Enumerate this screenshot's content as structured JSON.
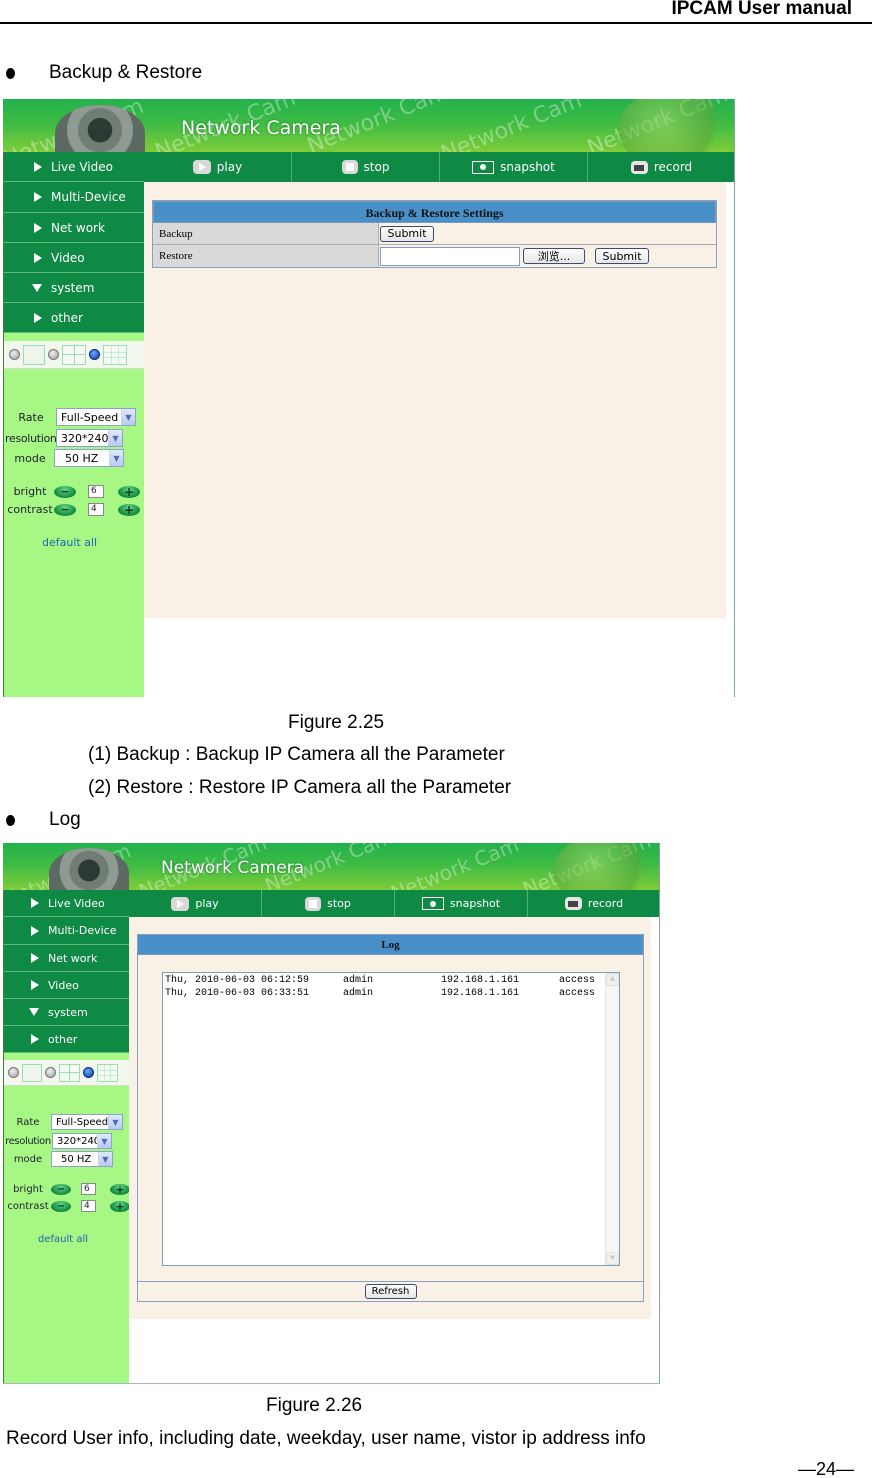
{
  "header": {
    "title": "IPCAM User manual"
  },
  "section1": {
    "bullet": "Backup & Restore",
    "figure_caption": "Figure 2.25",
    "notes": [
      "(1)  Backup : Backup IP Camera all the Parameter",
      "(2)  Restore : Restore IP Camera all the Parameter"
    ]
  },
  "section2": {
    "bullet": "Log",
    "figure_caption": "Figure 2.26",
    "description": "Record User info, including date, weekday, user name, vistor ip address info"
  },
  "footer": {
    "page_number": "—24—"
  },
  "camera_ui": {
    "banner_title": "Network Camera",
    "watermark": "Network Cam",
    "toolbar": [
      {
        "icon": "play-icon",
        "label": "play"
      },
      {
        "icon": "stop-icon",
        "label": "stop"
      },
      {
        "icon": "snapshot-icon",
        "label": "snapshot"
      },
      {
        "icon": "record-icon",
        "label": "record"
      }
    ],
    "nav": [
      {
        "label": "Live Video",
        "expanded": false
      },
      {
        "label": "Multi-Device",
        "expanded": false
      },
      {
        "label": "Net work",
        "expanded": false
      },
      {
        "label": "Video",
        "expanded": false
      },
      {
        "label": "system",
        "expanded": true
      },
      {
        "label": "other",
        "expanded": false
      }
    ],
    "layout_selected": "9-grid",
    "controls": {
      "rate_label": "Rate",
      "rate_value": "Full-Speed",
      "resolution_label": "resolution",
      "resolution_value": "320*240",
      "mode_label": "mode",
      "mode_value": "50 HZ",
      "bright_label": "bright",
      "bright_value": "6",
      "contrast_label": "contrast",
      "contrast_value": "4",
      "minus": "−",
      "plus": "+",
      "default_all": "default all"
    }
  },
  "backup_panel": {
    "title": "Backup & Restore Settings",
    "rows": [
      {
        "label": "Backup",
        "button": "Submit"
      },
      {
        "label": "Restore",
        "file_value": "",
        "browse": "浏览...",
        "button": "Submit"
      }
    ]
  },
  "log_panel": {
    "title": "Log",
    "entries": [
      {
        "datetime": "Thu, 2010-06-03 06:12:59",
        "user": "admin",
        "ip": "192.168.1.161",
        "action": "access"
      },
      {
        "datetime": "Thu, 2010-06-03 06:33:51",
        "user": "admin",
        "ip": "192.168.1.161",
        "action": "access"
      }
    ],
    "refresh": "Refresh"
  },
  "colors": {
    "nav_green": "#0f8a45",
    "sidebar_green": "#a6f783",
    "content_bg": "#f9f0e6",
    "panel_header": "#4a90c8"
  }
}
----------
TASK INSTRUCTIONS:
Go through the records and show every line with the string "datetime" in it.

THE REPLY:
        "datetime": "Thu, 2010-06-03 06:12:59",
        "datetime": "Thu, 2010-06-03 06:33:51",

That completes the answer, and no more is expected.